Records from a collection of figures
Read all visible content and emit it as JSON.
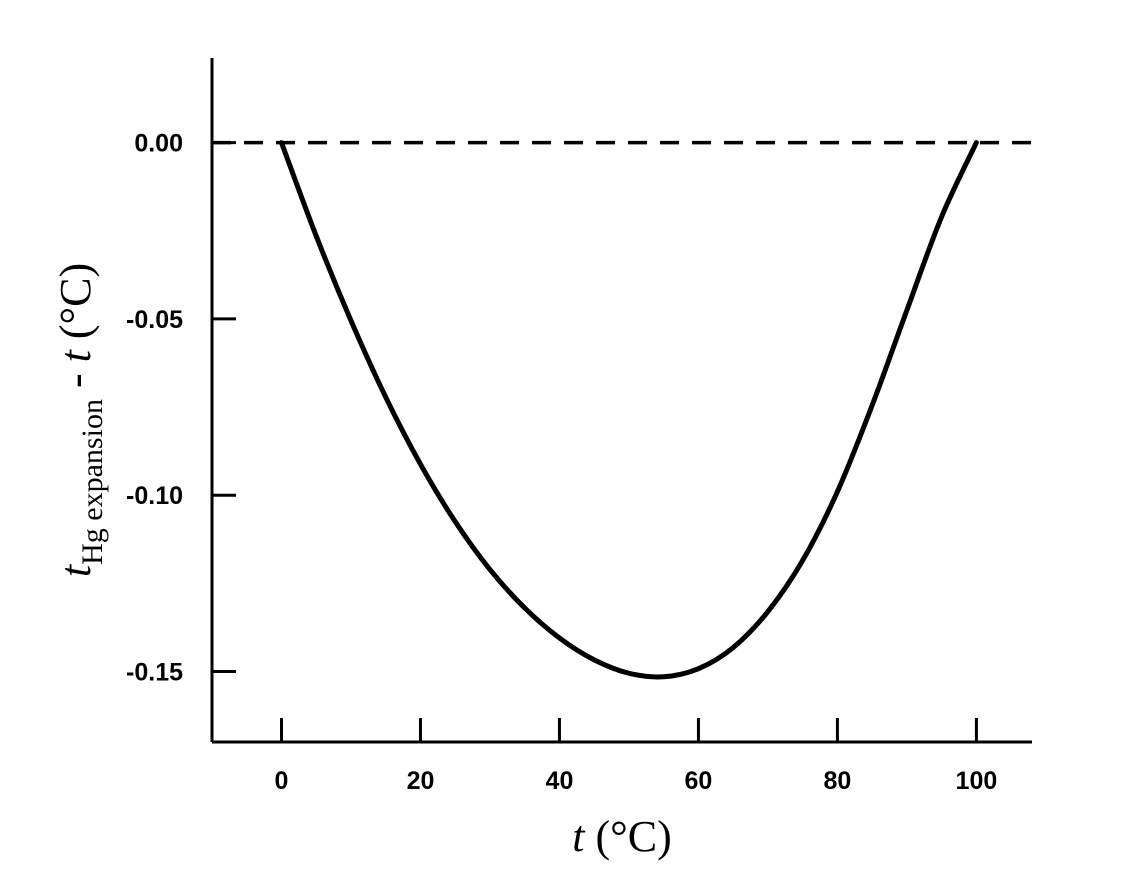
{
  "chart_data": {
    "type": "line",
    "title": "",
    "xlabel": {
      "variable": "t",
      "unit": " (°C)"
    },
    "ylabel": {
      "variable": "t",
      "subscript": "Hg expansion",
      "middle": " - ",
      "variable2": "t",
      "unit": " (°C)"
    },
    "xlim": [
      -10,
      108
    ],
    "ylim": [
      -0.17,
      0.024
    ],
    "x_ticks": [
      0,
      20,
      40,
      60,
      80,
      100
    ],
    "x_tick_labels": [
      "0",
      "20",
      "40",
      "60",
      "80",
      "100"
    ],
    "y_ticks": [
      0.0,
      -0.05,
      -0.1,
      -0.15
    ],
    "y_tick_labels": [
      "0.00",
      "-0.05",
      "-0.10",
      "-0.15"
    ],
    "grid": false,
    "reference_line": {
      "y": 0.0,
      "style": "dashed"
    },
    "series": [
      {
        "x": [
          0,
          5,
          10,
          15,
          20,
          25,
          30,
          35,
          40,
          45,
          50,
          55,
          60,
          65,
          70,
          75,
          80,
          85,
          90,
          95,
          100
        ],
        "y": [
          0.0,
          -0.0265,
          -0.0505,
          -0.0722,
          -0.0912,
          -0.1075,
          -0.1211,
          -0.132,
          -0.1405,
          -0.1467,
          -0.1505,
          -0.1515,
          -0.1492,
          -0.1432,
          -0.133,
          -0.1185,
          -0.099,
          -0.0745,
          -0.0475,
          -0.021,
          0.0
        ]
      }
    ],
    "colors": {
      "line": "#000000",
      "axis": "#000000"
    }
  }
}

Your goal
Leave the pictures out and copy the rest of the data exactly.

Solution below
Read all visible content and emit it as JSON.
{
  "chart_data": {
    "type": "line",
    "title": "",
    "xlabel": {
      "variable": "t",
      "unit": " (°C)"
    },
    "ylabel": {
      "variable": "t",
      "subscript": "Hg expansion",
      "middle": " - ",
      "variable2": "t",
      "unit": " (°C)"
    },
    "xlim": [
      -10,
      108
    ],
    "ylim": [
      -0.17,
      0.024
    ],
    "x_ticks": [
      0,
      20,
      40,
      60,
      80,
      100
    ],
    "x_tick_labels": [
      "0",
      "20",
      "40",
      "60",
      "80",
      "100"
    ],
    "y_ticks": [
      0.0,
      -0.05,
      -0.1,
      -0.15
    ],
    "y_tick_labels": [
      "0.00",
      "-0.05",
      "-0.10",
      "-0.15"
    ],
    "grid": false,
    "reference_line": {
      "y": 0.0,
      "style": "dashed"
    },
    "series": [
      {
        "x": [
          0,
          5,
          10,
          15,
          20,
          25,
          30,
          35,
          40,
          45,
          50,
          55,
          60,
          65,
          70,
          75,
          80,
          85,
          90,
          95,
          100
        ],
        "y": [
          0.0,
          -0.0265,
          -0.0505,
          -0.0722,
          -0.0912,
          -0.1075,
          -0.1211,
          -0.132,
          -0.1405,
          -0.1467,
          -0.1505,
          -0.1515,
          -0.1492,
          -0.1432,
          -0.133,
          -0.1185,
          -0.099,
          -0.0745,
          -0.0475,
          -0.021,
          0.0
        ]
      }
    ],
    "colors": {
      "line": "#000000",
      "axis": "#000000"
    }
  }
}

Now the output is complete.